Présidente de l’Association des femmes arabes de la presse
et de la communication à Paris et codirectrice de
l’Observatoire des études géopolitiques,
Zeina El Tibi est une
invitée du Salon international du livre du Caire. L’écrivain
franco-libanaise défend la francophonie en tant qu’outil
respectant l’identité de l’Autre.
Un
être pour deux mondes
A la
fois libanaise et française, elle est en parfaite harmonie
avec ces deux nationalités. Zeina El Tibi, une personnalité
loin de laisser indifférent. Les yeux noirs, les cheveux
courts et lisses, cette dame, toujours tirée à quatre
épingles, n’hésite pas à parler en arabe et à vous
accueillir chaleureusement. Elle vient sans doute du pays du
Cèdre. Mais elle passe avec aisance à la langue française et
s’acharne à défendre la francophonie, peut-être plus que les
Français eux-mêmes. « Quand De Gaule est décédé, la France
est devenue veuve et le Liban orphelin », a-t-elle répété
pendant le colloque organisé au Salon du livre pour
expliquer le rapport entre le Liban et la France. Issue
d’une ancienne famille de la presse libanaise, elle avait
l’amour du journalisme dans les veines. Son grand-père,
Chaker El Tibi, avait fondé après la première guerre
mondiale le journal Ikha (fraternité). Son père, Wafik El
Tibi, a créé, après la seconde guerre mondiale avec son
frère Afif, le quotidien nationaliste Al-Yom (le Jour). Il
était aussi président du syndicat des Rédacteurs de la
presse libanaise et fut doyen de l’Institut national pour la
formation des journalistes. « Mon père a fait entrer l’étude
du journalisme à l’Université libanaise, il a formé des
générations de journalistes et il était connu pour la
fermeté de ses convictions ainsi que son esprit ouvert et
tolérant. Je pense avoir suivi ses pas », raconte-t-elle.

> [Consigne A]:
Répondez aux questions suivantes d’après l’extrait.
(i) Quel journal Chaker El Tibi a-t-il fondé après la première guerre mondiale ?
(ii) Avec qui Wafik El Tibi a-t-il créé le quotidien Al-Yom ?
(iii) De quel événement Zeina El Tibi est-elle l’invitée ?
> [Consigne B]:
Mettez à jour le passage de l’extrait compris entre « Présidente de l’Association » et « l’identité de l’Autre. », bornes incluses, en y remplaçant « codirectrice » par « directrice adjointe ».

> [Données fournies]:
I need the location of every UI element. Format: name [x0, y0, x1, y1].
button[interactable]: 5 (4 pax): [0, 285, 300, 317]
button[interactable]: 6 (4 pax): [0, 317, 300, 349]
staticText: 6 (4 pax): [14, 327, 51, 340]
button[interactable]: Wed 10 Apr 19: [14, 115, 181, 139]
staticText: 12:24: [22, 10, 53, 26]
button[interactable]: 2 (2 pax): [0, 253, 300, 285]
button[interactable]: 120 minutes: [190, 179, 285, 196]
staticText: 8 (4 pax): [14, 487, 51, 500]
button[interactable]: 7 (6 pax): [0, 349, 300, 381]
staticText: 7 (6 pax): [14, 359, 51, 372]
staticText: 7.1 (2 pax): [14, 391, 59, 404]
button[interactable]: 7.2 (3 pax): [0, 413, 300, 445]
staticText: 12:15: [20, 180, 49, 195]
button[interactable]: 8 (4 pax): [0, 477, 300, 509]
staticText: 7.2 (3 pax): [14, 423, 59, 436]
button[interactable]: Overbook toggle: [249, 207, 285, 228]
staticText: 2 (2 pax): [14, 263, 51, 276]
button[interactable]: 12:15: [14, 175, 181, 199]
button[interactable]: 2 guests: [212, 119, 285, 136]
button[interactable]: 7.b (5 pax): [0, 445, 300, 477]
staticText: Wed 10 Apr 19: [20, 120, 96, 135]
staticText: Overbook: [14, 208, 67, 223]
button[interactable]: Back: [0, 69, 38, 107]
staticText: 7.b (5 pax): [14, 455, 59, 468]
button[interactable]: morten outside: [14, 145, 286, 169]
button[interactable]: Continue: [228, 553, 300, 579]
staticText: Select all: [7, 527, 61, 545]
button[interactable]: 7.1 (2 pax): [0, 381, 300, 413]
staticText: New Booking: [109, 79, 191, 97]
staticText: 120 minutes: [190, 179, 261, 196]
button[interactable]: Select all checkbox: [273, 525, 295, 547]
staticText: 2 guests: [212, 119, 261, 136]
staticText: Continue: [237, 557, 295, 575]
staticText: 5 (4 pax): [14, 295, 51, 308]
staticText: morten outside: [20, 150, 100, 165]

> [Corrigé A]:
(i) Le journal Ikha (fraternité).
(ii) Avec son frère Afif.
(iii) Du Salon international du livre du Caire.

> [Corrigé B]:
Présidente de l’Association des femmes arabes de la presse
et de la communication à Paris et directrice adjointe de
l’Observatoire des études géopolitiques,
Zeina El Tibi est une
invitée du Salon international du livre du Caire. L’écrivain
franco-libanaise défend la francophonie en tant qu’outil
respectant l’identité de l’Autre.